# Your goal:
Retype the material below. Keep every word exactly as it is.

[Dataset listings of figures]

/---

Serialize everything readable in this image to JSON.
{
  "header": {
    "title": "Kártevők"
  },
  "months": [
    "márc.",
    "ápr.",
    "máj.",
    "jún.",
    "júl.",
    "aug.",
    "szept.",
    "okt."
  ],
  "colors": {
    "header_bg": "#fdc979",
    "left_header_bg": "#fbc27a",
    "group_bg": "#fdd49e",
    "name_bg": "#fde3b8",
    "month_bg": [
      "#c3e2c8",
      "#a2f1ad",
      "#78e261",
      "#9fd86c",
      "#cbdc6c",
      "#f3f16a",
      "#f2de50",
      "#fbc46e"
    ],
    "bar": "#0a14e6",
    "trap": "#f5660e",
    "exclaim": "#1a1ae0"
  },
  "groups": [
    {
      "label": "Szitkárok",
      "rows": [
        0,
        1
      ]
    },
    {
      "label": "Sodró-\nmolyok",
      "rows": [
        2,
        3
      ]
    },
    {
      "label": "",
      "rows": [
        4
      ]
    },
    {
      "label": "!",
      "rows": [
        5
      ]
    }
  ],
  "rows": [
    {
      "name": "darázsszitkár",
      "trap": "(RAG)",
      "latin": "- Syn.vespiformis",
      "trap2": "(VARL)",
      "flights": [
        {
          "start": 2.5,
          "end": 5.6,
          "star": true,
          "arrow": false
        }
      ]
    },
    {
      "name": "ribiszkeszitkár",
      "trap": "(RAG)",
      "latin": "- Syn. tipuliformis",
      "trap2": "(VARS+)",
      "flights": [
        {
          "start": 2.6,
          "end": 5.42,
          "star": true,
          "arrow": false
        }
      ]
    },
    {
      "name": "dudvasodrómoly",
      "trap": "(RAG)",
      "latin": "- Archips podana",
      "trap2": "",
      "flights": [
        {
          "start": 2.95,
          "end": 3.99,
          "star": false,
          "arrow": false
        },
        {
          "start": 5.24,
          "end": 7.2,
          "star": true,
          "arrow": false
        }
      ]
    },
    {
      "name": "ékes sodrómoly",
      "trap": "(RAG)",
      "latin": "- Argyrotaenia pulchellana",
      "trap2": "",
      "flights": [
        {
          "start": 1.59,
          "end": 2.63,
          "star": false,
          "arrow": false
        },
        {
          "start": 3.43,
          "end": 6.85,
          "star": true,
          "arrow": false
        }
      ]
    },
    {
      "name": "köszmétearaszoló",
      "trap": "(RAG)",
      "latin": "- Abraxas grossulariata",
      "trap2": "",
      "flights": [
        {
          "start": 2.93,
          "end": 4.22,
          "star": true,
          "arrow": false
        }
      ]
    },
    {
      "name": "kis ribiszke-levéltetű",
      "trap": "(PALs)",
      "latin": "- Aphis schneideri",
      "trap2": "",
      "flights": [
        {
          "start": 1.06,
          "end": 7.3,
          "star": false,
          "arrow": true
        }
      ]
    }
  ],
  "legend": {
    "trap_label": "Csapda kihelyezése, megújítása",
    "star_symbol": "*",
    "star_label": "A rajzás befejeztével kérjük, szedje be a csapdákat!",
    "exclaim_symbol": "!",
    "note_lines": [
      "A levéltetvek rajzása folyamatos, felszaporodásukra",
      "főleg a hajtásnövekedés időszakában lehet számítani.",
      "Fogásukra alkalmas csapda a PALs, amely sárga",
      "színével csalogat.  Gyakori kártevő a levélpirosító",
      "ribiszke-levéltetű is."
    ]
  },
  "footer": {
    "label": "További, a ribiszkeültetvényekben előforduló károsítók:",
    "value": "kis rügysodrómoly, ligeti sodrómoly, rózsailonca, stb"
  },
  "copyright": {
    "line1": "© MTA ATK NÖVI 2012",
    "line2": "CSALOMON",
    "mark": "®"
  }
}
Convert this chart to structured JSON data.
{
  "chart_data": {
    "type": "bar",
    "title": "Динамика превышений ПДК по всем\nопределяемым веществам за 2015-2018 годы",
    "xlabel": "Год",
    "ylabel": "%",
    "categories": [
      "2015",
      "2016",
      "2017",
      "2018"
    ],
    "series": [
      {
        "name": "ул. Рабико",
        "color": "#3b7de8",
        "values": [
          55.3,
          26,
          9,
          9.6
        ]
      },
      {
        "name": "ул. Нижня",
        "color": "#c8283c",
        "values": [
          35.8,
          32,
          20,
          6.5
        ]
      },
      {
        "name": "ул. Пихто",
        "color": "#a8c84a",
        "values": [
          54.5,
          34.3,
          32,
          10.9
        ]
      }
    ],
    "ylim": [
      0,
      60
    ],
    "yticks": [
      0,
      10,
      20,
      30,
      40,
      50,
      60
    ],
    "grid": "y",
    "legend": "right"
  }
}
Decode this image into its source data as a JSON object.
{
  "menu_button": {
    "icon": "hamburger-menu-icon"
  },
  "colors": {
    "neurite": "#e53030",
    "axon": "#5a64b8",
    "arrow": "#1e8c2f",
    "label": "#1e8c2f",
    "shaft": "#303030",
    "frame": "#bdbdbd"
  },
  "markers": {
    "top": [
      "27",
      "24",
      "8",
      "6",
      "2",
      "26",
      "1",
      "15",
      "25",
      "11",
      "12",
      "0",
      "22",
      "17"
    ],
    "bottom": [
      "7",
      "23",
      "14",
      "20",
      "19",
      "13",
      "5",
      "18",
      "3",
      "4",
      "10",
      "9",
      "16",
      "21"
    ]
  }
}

\---

# Full answer:
Serialize everything readable in this image to JSON.
{
  "header": {
    "title": "Kártevők"
  },
  "months": [
    "márc.",
    "ápr.",
    "máj.",
    "jún.",
    "júl.",
    "aug.",
    "szept.",
    "okt."
  ],
  "colors": {
    "header_bg": "#fdc979",
    "left_header_bg": "#fbc27a",
    "group_bg": "#fdd49e",
    "name_bg": "#fde3b8",
    "month_bg": [
      "#c3e2c8",
      "#a2f1ad",
      "#78e261",
      "#9fd86c",
      "#cbdc6c",
      "#f3f16a",
      "#f2de50",
      "#fbc46e"
    ],
    "bar": "#0a14e6",
    "trap": "#f5660e",
    "exclaim": "#1a1ae0"
  },
  "groups": [
    {
      "label": "Szitkárok",
      "rows": [
        0,
        1
      ]
    },
    {
      "label": "Sodró-\nmolyok",
      "rows": [
        2,
        3
      ]
    },
    {
      "label": "",
      "rows": [
        4
      ]
    },
    {
      "label": "!",
      "rows": [
        5
      ]
    }
  ],
  "rows": [
    {
      "name": "darázsszitkár",
      "trap": "(RAG)",
      "latin": "- Syn.vespiformis",
      "trap2": "(VARL)",
      "flights": [
        {
          "start": 2.5,
          "end": 5.6,
          "star": true,
          "arrow": false
        }
      ]
    },
    {
      "name": "ribiszkeszitkár",
      "trap": "(RAG)",
      "latin": "- Syn. tipuliformis",
      "trap2": "(VARS+)",
      "flights": [
        {
          "start": 2.6,
          "end": 5.42,
          "star": true,
          "arrow": false
        }
      ]
    },
    {
      "name": "dudvasodrómoly",
      "trap": "(RAG)",
      "latin": "- Archips podana",
      "trap2": "",
      "flights": [
        {
          "start": 2.95,
          "end": 3.99,
          "star": false,
          "arrow": false
        },
        {
          "start": 5.24,
          "end": 7.2,
          "star": true,
          "arrow": false
        }
      ]
    },
    {
      "name": "ékes sodrómoly",
      "trap": "(RAG)",
      "latin": "- Argyrotaenia pulchellana",
      "trap2": "",
      "flights": [
        {
          "start": 1.59,
          "end": 2.63,
          "star": false,
          "arrow": false
        },
        {
          "start": 3.43,
          "end": 6.85,
          "star": true,
          "arrow": false
        }
      ]
    },
    {
      "name": "köszmétearaszoló",
      "trap": "(RAG)",
      "latin": "- Abraxas grossulariata",
      "trap2": "",
      "flights": [
        {
          "start": 2.93,
          "end": 4.22,
          "star": true,
          "arrow": false
        }
      ]
    },
    {
      "name": "kis ribiszke-levéltetű",
      "trap": "(PALs)",
      "latin": "- Aphis schneideri",
      "trap2": "",
      "flights": [
        {
          "start": 1.06,
          "end": 7.3,
          "star": false,
          "arrow": true
        }
      ]
    }
  ],
  "legend": {
    "trap_label": "Csapda kihelyezése, megújítása",
    "star_symbol": "*",
    "star_label": "A rajzás befejeztével kérjük, szedje be a csapdákat!",
    "exclaim_symbol": "!",
    "note_lines": [
      "A levéltetvek rajzása folyamatos, felszaporodásukra",
      "főleg a hajtásnövekedés időszakában lehet számítani.",
      "Fogásukra alkalmas csapda a PALs, amely sárga",
      "színével csalogat.  Gyakori kártevő a levélpirosító",
      "ribiszke-levéltetű is."
    ]
  },
  "footer": {
    "label": "További, a ribiszkeültetvényekben előforduló károsítók:",
    "value": "kis rügysodrómoly, ligeti sodrómoly, rózsailonca, stb"
  },
  "copyright": {
    "line1": "© MTA ATK NÖVI 2012",
    "line2": "CSALOMON",
    "mark": "®"
  }
}
Convert this chart to structured JSON data.
{
  "chart_data": {
    "type": "bar",
    "title": "Динамика превышений ПДК по всем\nопределяемым веществам за 2015-2018 годы",
    "xlabel": "Год",
    "ylabel": "%",
    "categories": [
      "2015",
      "2016",
      "2017",
      "2018"
    ],
    "series": [
      {
        "name": "ул. Рабико",
        "color": "#3b7de8",
        "values": [
          55.3,
          26,
          9,
          9.6
        ]
      },
      {
        "name": "ул. Нижня",
        "color": "#c8283c",
        "values": [
          35.8,
          32,
          20,
          6.5
        ]
      },
      {
        "name": "ул. Пихто",
        "color": "#a8c84a",
        "values": [
          54.5,
          34.3,
          32,
          10.9
        ]
      }
    ],
    "ylim": [
      0,
      60
    ],
    "yticks": [
      0,
      10,
      20,
      30,
      40,
      50,
      60
    ],
    "grid": "y",
    "legend": "right"
  }
}
Decode this image into its source data as a JSON object.
{
  "menu_button": {
    "icon": "hamburger-menu-icon"
  },
  "colors": {
    "neurite": "#e53030",
    "axon": "#5a64b8",
    "arrow": "#1e8c2f",
    "label": "#1e8c2f",
    "shaft": "#303030",
    "frame": "#bdbdbd"
  },
  "markers": {
    "top": [
      "27",
      "24",
      "8",
      "6",
      "2",
      "26",
      "1",
      "15",
      "25",
      "11",
      "12",
      "0",
      "22",
      "17"
    ],
    "bottom": [
      "7",
      "23",
      "14",
      "20",
      "19",
      "13",
      "5",
      "18",
      "3",
      "4",
      "10",
      "9",
      "16",
      "21"
    ]
  }
}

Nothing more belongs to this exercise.